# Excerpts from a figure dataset
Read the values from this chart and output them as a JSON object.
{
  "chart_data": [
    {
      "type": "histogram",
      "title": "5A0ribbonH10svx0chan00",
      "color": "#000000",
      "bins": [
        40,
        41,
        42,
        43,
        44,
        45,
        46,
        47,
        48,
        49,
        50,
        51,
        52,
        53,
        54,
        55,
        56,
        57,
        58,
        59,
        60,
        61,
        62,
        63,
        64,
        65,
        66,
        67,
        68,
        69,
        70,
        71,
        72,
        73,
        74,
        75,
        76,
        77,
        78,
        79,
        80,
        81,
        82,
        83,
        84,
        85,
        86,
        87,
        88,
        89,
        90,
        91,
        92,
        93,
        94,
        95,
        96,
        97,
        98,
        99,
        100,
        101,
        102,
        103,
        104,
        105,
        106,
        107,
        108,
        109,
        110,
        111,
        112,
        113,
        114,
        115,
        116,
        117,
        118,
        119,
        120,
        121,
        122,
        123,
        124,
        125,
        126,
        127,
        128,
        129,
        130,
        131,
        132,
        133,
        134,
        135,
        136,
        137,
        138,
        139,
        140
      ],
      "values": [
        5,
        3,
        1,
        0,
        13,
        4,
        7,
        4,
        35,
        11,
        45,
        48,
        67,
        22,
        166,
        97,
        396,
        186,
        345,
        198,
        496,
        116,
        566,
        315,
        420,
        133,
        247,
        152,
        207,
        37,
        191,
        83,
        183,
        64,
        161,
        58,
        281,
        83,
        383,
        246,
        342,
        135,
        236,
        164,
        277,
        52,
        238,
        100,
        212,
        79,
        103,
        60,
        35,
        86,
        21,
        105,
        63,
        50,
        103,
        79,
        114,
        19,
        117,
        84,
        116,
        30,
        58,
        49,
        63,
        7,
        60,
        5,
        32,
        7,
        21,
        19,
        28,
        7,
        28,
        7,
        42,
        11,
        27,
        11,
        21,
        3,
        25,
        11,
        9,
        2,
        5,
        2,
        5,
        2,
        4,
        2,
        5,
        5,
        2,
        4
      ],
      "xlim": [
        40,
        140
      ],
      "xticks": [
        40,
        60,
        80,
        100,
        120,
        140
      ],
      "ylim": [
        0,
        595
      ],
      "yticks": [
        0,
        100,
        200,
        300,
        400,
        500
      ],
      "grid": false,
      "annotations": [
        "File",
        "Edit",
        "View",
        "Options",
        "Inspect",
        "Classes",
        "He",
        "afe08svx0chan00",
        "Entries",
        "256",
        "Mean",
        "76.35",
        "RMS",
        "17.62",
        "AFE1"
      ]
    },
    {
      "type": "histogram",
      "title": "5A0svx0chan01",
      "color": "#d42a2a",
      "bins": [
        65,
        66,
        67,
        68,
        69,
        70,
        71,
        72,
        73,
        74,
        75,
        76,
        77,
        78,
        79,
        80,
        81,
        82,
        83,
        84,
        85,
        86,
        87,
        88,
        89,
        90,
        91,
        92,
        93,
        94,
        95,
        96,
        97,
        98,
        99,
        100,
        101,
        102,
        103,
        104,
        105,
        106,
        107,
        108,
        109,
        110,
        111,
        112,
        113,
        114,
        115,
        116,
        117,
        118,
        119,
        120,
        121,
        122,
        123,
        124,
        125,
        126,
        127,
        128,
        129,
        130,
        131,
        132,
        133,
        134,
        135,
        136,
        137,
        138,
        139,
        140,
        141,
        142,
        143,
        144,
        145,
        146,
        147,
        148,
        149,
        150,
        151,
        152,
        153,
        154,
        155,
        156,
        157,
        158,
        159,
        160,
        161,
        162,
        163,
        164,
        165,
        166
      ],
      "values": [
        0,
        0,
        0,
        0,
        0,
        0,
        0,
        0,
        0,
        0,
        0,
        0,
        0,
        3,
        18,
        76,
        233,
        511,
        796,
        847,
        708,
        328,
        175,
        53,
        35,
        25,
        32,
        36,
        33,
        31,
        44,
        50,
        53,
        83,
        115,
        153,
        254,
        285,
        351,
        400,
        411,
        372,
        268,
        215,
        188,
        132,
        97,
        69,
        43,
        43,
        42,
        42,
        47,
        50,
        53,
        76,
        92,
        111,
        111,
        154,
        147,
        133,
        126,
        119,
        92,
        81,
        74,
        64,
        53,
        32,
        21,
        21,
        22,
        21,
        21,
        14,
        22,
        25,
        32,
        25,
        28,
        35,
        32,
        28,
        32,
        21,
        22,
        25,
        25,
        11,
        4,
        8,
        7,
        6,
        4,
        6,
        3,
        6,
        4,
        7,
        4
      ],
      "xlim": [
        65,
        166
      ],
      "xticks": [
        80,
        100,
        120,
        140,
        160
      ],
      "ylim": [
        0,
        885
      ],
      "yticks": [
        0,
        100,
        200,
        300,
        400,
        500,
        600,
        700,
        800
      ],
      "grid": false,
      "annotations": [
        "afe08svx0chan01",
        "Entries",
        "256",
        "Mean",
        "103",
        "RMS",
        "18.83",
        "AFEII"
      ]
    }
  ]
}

# Aim
From the listing above, extract every line exactly as it stands.

# Finished answer
Read the values from this chart and output them as a JSON object.
{
  "chart_data": [
    {
      "type": "histogram",
      "title": "5A0ribbonH10svx0chan00",
      "color": "#000000",
      "bins": [
        40,
        41,
        42,
        43,
        44,
        45,
        46,
        47,
        48,
        49,
        50,
        51,
        52,
        53,
        54,
        55,
        56,
        57,
        58,
        59,
        60,
        61,
        62,
        63,
        64,
        65,
        66,
        67,
        68,
        69,
        70,
        71,
        72,
        73,
        74,
        75,
        76,
        77,
        78,
        79,
        80,
        81,
        82,
        83,
        84,
        85,
        86,
        87,
        88,
        89,
        90,
        91,
        92,
        93,
        94,
        95,
        96,
        97,
        98,
        99,
        100,
        101,
        102,
        103,
        104,
        105,
        106,
        107,
        108,
        109,
        110,
        111,
        112,
        113,
        114,
        115,
        116,
        117,
        118,
        119,
        120,
        121,
        122,
        123,
        124,
        125,
        126,
        127,
        128,
        129,
        130,
        131,
        132,
        133,
        134,
        135,
        136,
        137,
        138,
        139,
        140
      ],
      "values": [
        5,
        3,
        1,
        0,
        13,
        4,
        7,
        4,
        35,
        11,
        45,
        48,
        67,
        22,
        166,
        97,
        396,
        186,
        345,
        198,
        496,
        116,
        566,
        315,
        420,
        133,
        247,
        152,
        207,
        37,
        191,
        83,
        183,
        64,
        161,
        58,
        281,
        83,
        383,
        246,
        342,
        135,
        236,
        164,
        277,
        52,
        238,
        100,
        212,
        79,
        103,
        60,
        35,
        86,
        21,
        105,
        63,
        50,
        103,
        79,
        114,
        19,
        117,
        84,
        116,
        30,
        58,
        49,
        63,
        7,
        60,
        5,
        32,
        7,
        21,
        19,
        28,
        7,
        28,
        7,
        42,
        11,
        27,
        11,
        21,
        3,
        25,
        11,
        9,
        2,
        5,
        2,
        5,
        2,
        4,
        2,
        5,
        5,
        2,
        4
      ],
      "xlim": [
        40,
        140
      ],
      "xticks": [
        40,
        60,
        80,
        100,
        120,
        140
      ],
      "ylim": [
        0,
        595
      ],
      "yticks": [
        0,
        100,
        200,
        300,
        400,
        500
      ],
      "grid": false,
      "annotations": [
        "File",
        "Edit",
        "View",
        "Options",
        "Inspect",
        "Classes",
        "He",
        "afe08svx0chan00",
        "Entries",
        "256",
        "Mean",
        "76.35",
        "RMS",
        "17.62",
        "AFE1"
      ]
    },
    {
      "type": "histogram",
      "title": "5A0svx0chan01",
      "color": "#d42a2a",
      "bins": [
        65,
        66,
        67,
        68,
        69,
        70,
        71,
        72,
        73,
        74,
        75,
        76,
        77,
        78,
        79,
        80,
        81,
        82,
        83,
        84,
        85,
        86,
        87,
        88,
        89,
        90,
        91,
        92,
        93,
        94,
        95,
        96,
        97,
        98,
        99,
        100,
        101,
        102,
        103,
        104,
        105,
        106,
        107,
        108,
        109,
        110,
        111,
        112,
        113,
        114,
        115,
        116,
        117,
        118,
        119,
        120,
        121,
        122,
        123,
        124,
        125,
        126,
        127,
        128,
        129,
        130,
        131,
        132,
        133,
        134,
        135,
        136,
        137,
        138,
        139,
        140,
        141,
        142,
        143,
        144,
        145,
        146,
        147,
        148,
        149,
        150,
        151,
        152,
        153,
        154,
        155,
        156,
        157,
        158,
        159,
        160,
        161,
        162,
        163,
        164,
        165,
        166
      ],
      "values": [
        0,
        0,
        0,
        0,
        0,
        0,
        0,
        0,
        0,
        0,
        0,
        0,
        0,
        3,
        18,
        76,
        233,
        511,
        796,
        847,
        708,
        328,
        175,
        53,
        35,
        25,
        32,
        36,
        33,
        31,
        44,
        50,
        53,
        83,
        115,
        153,
        254,
        285,
        351,
        400,
        411,
        372,
        268,
        215,
        188,
        132,
        97,
        69,
        43,
        43,
        42,
        42,
        47,
        50,
        53,
        76,
        92,
        111,
        111,
        154,
        147,
        133,
        126,
        119,
        92,
        81,
        74,
        64,
        53,
        32,
        21,
        21,
        22,
        21,
        21,
        14,
        22,
        25,
        32,
        25,
        28,
        35,
        32,
        28,
        32,
        21,
        22,
        25,
        25,
        11,
        4,
        8,
        7,
        6,
        4,
        6,
        3,
        6,
        4,
        7,
        4
      ],
      "xlim": [
        65,
        166
      ],
      "xticks": [
        80,
        100,
        120,
        140,
        160
      ],
      "ylim": [
        0,
        885
      ],
      "yticks": [
        0,
        100,
        200,
        300,
        400,
        500,
        600,
        700,
        800
      ],
      "grid": false,
      "annotations": [
        "afe08svx0chan01",
        "Entries",
        "256",
        "Mean",
        "103",
        "RMS",
        "18.83",
        "AFEII"
      ]
    }
  ]
}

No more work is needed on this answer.